Records from a collection of figures:
-- start --
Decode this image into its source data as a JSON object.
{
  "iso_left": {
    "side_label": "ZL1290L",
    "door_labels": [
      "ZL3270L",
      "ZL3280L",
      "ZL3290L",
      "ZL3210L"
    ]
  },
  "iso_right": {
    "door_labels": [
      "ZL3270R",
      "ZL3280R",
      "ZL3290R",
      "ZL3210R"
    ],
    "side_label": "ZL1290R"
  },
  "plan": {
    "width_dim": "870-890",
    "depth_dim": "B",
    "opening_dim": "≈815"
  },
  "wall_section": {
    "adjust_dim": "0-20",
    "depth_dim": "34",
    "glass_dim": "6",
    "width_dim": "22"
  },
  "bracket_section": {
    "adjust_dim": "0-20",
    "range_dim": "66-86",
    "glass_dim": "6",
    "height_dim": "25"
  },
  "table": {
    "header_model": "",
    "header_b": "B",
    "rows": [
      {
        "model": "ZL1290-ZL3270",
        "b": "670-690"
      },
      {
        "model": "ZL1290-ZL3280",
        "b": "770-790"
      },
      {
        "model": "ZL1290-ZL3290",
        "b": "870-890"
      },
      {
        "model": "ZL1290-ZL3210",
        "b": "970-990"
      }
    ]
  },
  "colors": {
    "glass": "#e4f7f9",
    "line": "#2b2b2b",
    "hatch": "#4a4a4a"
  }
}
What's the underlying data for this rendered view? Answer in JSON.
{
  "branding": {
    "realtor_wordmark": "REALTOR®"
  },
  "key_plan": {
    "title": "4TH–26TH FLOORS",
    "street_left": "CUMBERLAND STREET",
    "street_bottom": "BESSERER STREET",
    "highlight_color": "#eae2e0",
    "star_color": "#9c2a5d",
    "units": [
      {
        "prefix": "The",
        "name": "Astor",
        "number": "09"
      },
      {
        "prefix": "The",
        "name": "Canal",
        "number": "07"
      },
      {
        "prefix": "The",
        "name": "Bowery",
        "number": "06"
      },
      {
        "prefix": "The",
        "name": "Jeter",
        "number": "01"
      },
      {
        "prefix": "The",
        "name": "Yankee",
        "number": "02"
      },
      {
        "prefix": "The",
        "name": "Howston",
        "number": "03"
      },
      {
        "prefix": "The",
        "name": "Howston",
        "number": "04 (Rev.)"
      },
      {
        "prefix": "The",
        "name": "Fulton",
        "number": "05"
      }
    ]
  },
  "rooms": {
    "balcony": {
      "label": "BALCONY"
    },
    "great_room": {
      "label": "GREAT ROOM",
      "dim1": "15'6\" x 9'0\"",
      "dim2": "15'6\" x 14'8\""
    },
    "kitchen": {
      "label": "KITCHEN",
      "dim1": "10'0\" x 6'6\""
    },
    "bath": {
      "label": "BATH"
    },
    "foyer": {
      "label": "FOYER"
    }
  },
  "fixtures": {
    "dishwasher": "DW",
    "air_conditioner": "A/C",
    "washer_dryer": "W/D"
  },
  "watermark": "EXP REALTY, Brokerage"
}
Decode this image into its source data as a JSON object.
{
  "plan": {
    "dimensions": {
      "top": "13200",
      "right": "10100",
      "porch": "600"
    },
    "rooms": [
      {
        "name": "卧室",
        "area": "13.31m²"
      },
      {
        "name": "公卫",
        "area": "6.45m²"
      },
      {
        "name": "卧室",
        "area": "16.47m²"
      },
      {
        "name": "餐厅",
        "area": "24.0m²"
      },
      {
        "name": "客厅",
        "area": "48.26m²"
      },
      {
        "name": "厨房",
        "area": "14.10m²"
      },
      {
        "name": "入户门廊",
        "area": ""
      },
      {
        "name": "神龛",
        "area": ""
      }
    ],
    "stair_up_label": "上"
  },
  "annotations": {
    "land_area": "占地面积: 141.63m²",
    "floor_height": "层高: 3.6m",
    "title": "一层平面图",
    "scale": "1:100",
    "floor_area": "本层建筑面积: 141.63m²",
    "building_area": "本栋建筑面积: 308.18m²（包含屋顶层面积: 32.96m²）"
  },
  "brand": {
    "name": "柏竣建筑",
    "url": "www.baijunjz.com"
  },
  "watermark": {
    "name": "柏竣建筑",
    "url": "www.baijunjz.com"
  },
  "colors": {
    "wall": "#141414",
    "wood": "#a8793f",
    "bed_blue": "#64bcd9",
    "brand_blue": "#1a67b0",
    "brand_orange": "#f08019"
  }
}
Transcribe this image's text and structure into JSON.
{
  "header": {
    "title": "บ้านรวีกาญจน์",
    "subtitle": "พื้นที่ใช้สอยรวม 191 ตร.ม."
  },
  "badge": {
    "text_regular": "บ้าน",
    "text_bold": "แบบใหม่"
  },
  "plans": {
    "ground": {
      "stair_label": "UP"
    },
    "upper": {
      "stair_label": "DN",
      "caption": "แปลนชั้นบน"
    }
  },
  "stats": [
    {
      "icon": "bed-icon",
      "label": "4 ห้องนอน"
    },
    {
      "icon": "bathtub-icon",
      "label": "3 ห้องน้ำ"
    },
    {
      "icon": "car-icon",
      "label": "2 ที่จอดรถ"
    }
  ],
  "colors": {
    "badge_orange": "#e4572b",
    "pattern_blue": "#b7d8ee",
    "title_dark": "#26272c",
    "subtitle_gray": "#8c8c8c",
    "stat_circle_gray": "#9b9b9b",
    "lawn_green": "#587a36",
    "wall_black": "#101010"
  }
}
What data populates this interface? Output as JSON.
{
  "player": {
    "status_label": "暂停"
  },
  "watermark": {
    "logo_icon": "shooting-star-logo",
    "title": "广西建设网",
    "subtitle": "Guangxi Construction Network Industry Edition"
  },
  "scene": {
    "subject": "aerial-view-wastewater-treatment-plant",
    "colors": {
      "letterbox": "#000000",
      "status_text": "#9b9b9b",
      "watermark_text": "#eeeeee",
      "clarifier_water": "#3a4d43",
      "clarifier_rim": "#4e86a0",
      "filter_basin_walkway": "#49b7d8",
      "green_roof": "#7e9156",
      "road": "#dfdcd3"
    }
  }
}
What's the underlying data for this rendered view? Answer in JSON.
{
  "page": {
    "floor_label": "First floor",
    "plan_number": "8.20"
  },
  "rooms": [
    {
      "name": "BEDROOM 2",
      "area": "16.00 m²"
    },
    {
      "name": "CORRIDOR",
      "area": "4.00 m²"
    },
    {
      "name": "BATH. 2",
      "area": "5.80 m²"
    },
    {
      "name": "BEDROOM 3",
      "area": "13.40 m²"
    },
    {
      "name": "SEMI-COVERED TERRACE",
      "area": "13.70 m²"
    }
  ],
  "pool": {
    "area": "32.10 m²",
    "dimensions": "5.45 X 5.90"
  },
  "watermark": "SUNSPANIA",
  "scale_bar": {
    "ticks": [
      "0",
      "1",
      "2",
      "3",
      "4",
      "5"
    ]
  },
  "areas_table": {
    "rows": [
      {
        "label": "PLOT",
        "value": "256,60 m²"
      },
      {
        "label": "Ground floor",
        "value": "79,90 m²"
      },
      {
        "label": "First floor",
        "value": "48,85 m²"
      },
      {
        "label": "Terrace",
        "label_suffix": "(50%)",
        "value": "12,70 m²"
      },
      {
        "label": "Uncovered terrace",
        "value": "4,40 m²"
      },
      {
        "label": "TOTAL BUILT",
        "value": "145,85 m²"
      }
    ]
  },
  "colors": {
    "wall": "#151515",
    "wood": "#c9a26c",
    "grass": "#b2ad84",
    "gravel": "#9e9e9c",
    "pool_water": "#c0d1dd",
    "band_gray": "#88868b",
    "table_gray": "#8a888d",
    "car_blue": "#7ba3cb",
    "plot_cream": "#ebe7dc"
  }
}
-- end --
• SHORT TASK
Copy out the data shown above without altering anything.

• RIGHT ANSWER
Decode this image into its source data as a JSON object.
{
  "iso_left": {
    "side_label": "ZL1290L",
    "door_labels": [
      "ZL3270L",
      "ZL3280L",
      "ZL3290L",
      "ZL3210L"
    ]
  },
  "iso_right": {
    "door_labels": [
      "ZL3270R",
      "ZL3280R",
      "ZL3290R",
      "ZL3210R"
    ],
    "side_label": "ZL1290R"
  },
  "plan": {
    "width_dim": "870-890",
    "depth_dim": "B",
    "opening_dim": "≈815"
  },
  "wall_section": {
    "adjust_dim": "0-20",
    "depth_dim": "34",
    "glass_dim": "6",
    "width_dim": "22"
  },
  "bracket_section": {
    "adjust_dim": "0-20",
    "range_dim": "66-86",
    "glass_dim": "6",
    "height_dim": "25"
  },
  "table": {
    "header_model": "",
    "header_b": "B",
    "rows": [
      {
        "model": "ZL1290-ZL3270",
        "b": "670-690"
      },
      {
        "model": "ZL1290-ZL3280",
        "b": "770-790"
      },
      {
        "model": "ZL1290-ZL3290",
        "b": "870-890"
      },
      {
        "model": "ZL1290-ZL3210",
        "b": "970-990"
      }
    ]
  },
  "colors": {
    "glass": "#e4f7f9",
    "line": "#2b2b2b",
    "hatch": "#4a4a4a"
  }
}
What's the underlying data for this rendered view? Answer in JSON.
{
  "branding": {
    "realtor_wordmark": "REALTOR®"
  },
  "key_plan": {
    "title": "4TH–26TH FLOORS",
    "street_left": "CUMBERLAND STREET",
    "street_bottom": "BESSERER STREET",
    "highlight_color": "#eae2e0",
    "star_color": "#9c2a5d",
    "units": [
      {
        "prefix": "The",
        "name": "Astor",
        "number": "09"
      },
      {
        "prefix": "The",
        "name": "Canal",
        "number": "07"
      },
      {
        "prefix": "The",
        "name": "Bowery",
        "number": "06"
      },
      {
        "prefix": "The",
        "name": "Jeter",
        "number": "01"
      },
      {
        "prefix": "The",
        "name": "Yankee",
        "number": "02"
      },
      {
        "prefix": "The",
        "name": "Howston",
        "number": "03"
      },
      {
        "prefix": "The",
        "name": "Howston",
        "number": "04 (Rev.)"
      },
      {
        "prefix": "The",
        "name": "Fulton",
        "number": "05"
      }
    ]
  },
  "rooms": {
    "balcony": {
      "label": "BALCONY"
    },
    "great_room": {
      "label": "GREAT ROOM",
      "dim1": "15'6\" x 9'0\"",
      "dim2": "15'6\" x 14'8\""
    },
    "kitchen": {
      "label": "KITCHEN",
      "dim1": "10'0\" x 6'6\""
    },
    "bath": {
      "label": "BATH"
    },
    "foyer": {
      "label": "FOYER"
    }
  },
  "fixtures": {
    "dishwasher": "DW",
    "air_conditioner": "A/C",
    "washer_dryer": "W/D"
  },
  "watermark": "EXP REALTY, Brokerage"
}
Decode this image into its source data as a JSON object.
{
  "plan": {
    "dimensions": {
      "top": "13200",
      "right": "10100",
      "porch": "600"
    },
    "rooms": [
      {
        "name": "卧室",
        "area": "13.31m²"
      },
      {
        "name": "公卫",
        "area": "6.45m²"
      },
      {
        "name": "卧室",
        "area": "16.47m²"
      },
      {
        "name": "餐厅",
        "area": "24.0m²"
      },
      {
        "name": "客厅",
        "area": "48.26m²"
      },
      {
        "name": "厨房",
        "area": "14.10m²"
      },
      {
        "name": "入户门廊",
        "area": ""
      },
      {
        "name": "神龛",
        "area": ""
      }
    ],
    "stair_up_label": "上"
  },
  "annotations": {
    "land_area": "占地面积: 141.63m²",
    "floor_height": "层高: 3.6m",
    "title": "一层平面图",
    "scale": "1:100",
    "floor_area": "本层建筑面积: 141.63m²",
    "building_area": "本栋建筑面积: 308.18m²（包含屋顶层面积: 32.96m²）"
  },
  "brand": {
    "name": "柏竣建筑",
    "url": "www.baijunjz.com"
  },
  "watermark": {
    "name": "柏竣建筑",
    "url": "www.baijunjz.com"
  },
  "colors": {
    "wall": "#141414",
    "wood": "#a8793f",
    "bed_blue": "#64bcd9",
    "brand_blue": "#1a67b0",
    "brand_orange": "#f08019"
  }
}
Transcribe this image's text and structure into JSON.
{
  "header": {
    "title": "บ้านรวีกาญจน์",
    "subtitle": "พื้นที่ใช้สอยรวม 191 ตร.ม."
  },
  "badge": {
    "text_regular": "บ้าน",
    "text_bold": "แบบใหม่"
  },
  "plans": {
    "ground": {
      "stair_label": "UP"
    },
    "upper": {
      "stair_label": "DN",
      "caption": "แปลนชั้นบน"
    }
  },
  "stats": [
    {
      "icon": "bed-icon",
      "label": "4 ห้องนอน"
    },
    {
      "icon": "bathtub-icon",
      "label": "3 ห้องน้ำ"
    },
    {
      "icon": "car-icon",
      "label": "2 ที่จอดรถ"
    }
  ],
  "colors": {
    "badge_orange": "#e4572b",
    "pattern_blue": "#b7d8ee",
    "title_dark": "#26272c",
    "subtitle_gray": "#8c8c8c",
    "stat_circle_gray": "#9b9b9b",
    "lawn_green": "#587a36",
    "wall_black": "#101010"
  }
}
What data populates this interface? Output as JSON.
{
  "player": {
    "status_label": "暂停"
  },
  "watermark": {
    "logo_icon": "shooting-star-logo",
    "title": "广西建设网",
    "subtitle": "Guangxi Construction Network Industry Edition"
  },
  "scene": {
    "subject": "aerial-view-wastewater-treatment-plant",
    "colors": {
      "letterbox": "#000000",
      "status_text": "#9b9b9b",
      "watermark_text": "#eeeeee",
      "clarifier_water": "#3a4d43",
      "clarifier_rim": "#4e86a0",
      "filter_basin_walkway": "#49b7d8",
      "green_roof": "#7e9156",
      "road": "#dfdcd3"
    }
  }
}
What's the underlying data for this rendered view? Answer in JSON.
{
  "page": {
    "floor_label": "First floor",
    "plan_number": "8.20"
  },
  "rooms": [
    {
      "name": "BEDROOM 2",
      "area": "16.00 m²"
    },
    {
      "name": "CORRIDOR",
      "area": "4.00 m²"
    },
    {
      "name": "BATH. 2",
      "area": "5.80 m²"
    },
    {
      "name": "BEDROOM 3",
      "area": "13.40 m²"
    },
    {
      "name": "SEMI-COVERED TERRACE",
      "area": "13.70 m²"
    }
  ],
  "pool": {
    "area": "32.10 m²",
    "dimensions": "5.45 X 5.90"
  },
  "watermark": "SUNSPANIA",
  "scale_bar": {
    "ticks": [
      "0",
      "1",
      "2",
      "3",
      "4",
      "5"
    ]
  },
  "areas_table": {
    "rows": [
      {
        "label": "PLOT",
        "value": "256,60 m²"
      },
      {
        "label": "Ground floor",
        "value": "79,90 m²"
      },
      {
        "label": "First floor",
        "value": "48,85 m²"
      },
      {
        "label": "Terrace",
        "label_suffix": "(50%)",
        "value": "12,70 m²"
      },
      {
        "label": "Uncovered terrace",
        "value": "4,40 m²"
      },
      {
        "label": "TOTAL BUILT",
        "value": "145,85 m²"
      }
    ]
  },
  "colors": {
    "wall": "#151515",
    "wood": "#c9a26c",
    "grass": "#b2ad84",
    "gravel": "#9e9e9c",
    "pool_water": "#c0d1dd",
    "band_gray": "#88868b",
    "table_gray": "#8a888d",
    "car_blue": "#7ba3cb",
    "plot_cream": "#ebe7dc"
  }
}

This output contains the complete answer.